WRITTEN PROBLEM:
In the entries below, find the lines with the word "arrow" and copy them.

Extracted records:
☆ ☆ ☆ ☆
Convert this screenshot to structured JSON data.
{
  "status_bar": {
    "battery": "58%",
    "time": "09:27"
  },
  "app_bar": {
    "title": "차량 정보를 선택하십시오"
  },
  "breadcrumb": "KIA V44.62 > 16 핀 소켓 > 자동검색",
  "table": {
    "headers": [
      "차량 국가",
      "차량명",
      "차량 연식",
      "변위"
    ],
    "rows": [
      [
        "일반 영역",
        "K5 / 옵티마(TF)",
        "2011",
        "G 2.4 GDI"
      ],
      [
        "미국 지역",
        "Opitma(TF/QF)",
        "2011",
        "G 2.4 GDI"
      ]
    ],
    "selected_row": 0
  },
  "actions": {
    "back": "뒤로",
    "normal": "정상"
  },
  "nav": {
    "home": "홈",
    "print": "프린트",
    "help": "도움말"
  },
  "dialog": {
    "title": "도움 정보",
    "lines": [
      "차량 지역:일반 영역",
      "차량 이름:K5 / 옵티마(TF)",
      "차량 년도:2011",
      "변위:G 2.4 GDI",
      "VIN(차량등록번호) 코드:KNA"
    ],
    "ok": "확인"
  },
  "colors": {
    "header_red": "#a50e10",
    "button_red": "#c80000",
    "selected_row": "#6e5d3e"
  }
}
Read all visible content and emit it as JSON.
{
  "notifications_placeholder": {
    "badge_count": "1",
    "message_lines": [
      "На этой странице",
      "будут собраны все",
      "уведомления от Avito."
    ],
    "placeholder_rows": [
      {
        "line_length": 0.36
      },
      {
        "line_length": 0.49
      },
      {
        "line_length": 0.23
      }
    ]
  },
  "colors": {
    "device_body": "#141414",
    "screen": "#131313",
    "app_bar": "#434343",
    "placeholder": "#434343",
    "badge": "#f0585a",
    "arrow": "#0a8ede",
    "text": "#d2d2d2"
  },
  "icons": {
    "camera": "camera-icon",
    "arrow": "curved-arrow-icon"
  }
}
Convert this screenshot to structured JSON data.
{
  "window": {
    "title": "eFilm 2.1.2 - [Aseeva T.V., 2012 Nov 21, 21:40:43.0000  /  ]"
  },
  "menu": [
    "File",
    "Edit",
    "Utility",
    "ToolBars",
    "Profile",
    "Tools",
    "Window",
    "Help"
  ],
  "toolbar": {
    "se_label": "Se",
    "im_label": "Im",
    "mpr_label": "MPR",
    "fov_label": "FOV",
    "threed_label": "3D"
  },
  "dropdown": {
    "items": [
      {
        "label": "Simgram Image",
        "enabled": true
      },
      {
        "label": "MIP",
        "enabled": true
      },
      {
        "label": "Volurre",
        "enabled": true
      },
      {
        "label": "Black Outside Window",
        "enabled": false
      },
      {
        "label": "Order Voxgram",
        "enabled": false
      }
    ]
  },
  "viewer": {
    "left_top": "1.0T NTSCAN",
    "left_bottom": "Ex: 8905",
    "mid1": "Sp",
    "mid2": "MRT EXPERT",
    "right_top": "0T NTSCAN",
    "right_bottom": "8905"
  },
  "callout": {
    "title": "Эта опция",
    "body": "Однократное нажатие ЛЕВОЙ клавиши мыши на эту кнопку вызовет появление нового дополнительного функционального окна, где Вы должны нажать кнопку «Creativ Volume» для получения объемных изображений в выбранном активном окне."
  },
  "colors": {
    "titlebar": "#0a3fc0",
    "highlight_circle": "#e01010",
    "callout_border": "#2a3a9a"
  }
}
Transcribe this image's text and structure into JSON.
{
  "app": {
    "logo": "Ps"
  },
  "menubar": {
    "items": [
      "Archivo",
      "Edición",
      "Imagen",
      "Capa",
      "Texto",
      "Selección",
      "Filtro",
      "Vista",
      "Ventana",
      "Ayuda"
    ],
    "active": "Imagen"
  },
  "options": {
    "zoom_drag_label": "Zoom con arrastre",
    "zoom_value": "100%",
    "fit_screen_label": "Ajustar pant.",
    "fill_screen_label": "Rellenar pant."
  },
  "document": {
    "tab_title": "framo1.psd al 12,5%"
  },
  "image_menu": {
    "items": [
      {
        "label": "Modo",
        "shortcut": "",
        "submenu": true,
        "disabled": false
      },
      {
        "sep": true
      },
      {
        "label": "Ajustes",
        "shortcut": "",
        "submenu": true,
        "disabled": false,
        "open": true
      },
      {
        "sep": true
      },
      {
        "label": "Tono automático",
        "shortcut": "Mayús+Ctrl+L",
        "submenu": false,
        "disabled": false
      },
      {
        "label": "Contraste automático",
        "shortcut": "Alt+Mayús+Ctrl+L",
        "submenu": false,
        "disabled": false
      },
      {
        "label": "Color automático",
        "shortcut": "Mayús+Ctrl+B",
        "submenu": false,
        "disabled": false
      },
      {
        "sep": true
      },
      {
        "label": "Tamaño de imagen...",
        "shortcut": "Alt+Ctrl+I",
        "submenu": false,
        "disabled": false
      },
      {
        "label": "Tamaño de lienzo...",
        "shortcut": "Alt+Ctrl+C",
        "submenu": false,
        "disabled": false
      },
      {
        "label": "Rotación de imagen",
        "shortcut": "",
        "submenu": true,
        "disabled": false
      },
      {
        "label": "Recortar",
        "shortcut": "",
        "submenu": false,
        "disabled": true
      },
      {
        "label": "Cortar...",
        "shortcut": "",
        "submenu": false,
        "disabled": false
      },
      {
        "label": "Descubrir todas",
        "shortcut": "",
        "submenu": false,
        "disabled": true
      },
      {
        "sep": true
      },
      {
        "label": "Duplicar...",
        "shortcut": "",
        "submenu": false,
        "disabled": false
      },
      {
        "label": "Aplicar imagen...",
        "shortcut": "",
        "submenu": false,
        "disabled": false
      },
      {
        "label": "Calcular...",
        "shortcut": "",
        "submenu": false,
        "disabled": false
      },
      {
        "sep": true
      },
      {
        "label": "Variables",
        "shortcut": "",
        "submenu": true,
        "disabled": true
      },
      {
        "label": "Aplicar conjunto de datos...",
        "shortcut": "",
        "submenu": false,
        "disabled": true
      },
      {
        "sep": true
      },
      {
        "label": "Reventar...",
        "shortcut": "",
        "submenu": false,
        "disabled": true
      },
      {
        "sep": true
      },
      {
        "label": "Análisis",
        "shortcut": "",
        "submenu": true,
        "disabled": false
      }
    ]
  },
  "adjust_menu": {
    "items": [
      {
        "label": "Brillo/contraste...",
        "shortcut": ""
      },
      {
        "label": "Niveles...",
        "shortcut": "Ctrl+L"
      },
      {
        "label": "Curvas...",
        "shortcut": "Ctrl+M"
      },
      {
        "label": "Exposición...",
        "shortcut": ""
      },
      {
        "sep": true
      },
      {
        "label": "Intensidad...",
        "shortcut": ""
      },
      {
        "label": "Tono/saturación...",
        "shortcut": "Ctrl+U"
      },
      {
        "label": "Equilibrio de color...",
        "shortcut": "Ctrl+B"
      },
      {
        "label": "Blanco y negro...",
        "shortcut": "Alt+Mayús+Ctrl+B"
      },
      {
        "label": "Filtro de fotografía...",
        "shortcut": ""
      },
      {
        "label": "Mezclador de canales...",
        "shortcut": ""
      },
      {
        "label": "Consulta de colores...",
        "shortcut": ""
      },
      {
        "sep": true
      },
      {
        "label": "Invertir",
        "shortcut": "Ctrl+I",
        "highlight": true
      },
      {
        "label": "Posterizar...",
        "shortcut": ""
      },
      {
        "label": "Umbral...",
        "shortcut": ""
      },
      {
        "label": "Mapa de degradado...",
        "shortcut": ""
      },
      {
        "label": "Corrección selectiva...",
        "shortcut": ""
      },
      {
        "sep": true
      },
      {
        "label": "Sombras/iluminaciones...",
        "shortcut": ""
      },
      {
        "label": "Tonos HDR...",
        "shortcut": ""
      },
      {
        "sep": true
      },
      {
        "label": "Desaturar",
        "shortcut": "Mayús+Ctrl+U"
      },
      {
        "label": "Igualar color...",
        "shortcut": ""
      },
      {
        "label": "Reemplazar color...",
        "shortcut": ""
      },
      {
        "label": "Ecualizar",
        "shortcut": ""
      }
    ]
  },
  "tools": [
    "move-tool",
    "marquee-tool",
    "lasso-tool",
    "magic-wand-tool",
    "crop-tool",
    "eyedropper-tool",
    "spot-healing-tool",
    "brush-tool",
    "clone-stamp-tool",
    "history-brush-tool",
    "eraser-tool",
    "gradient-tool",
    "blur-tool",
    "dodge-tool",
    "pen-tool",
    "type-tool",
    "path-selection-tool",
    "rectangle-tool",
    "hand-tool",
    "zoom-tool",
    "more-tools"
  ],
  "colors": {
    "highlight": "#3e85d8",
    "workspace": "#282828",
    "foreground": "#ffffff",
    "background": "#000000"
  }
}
☆ ☆ ☆ ☆
ANSWER FOR THE TASK:
    "arrow": "#0a8ede",
    "arrow": "curved-arrow-icon"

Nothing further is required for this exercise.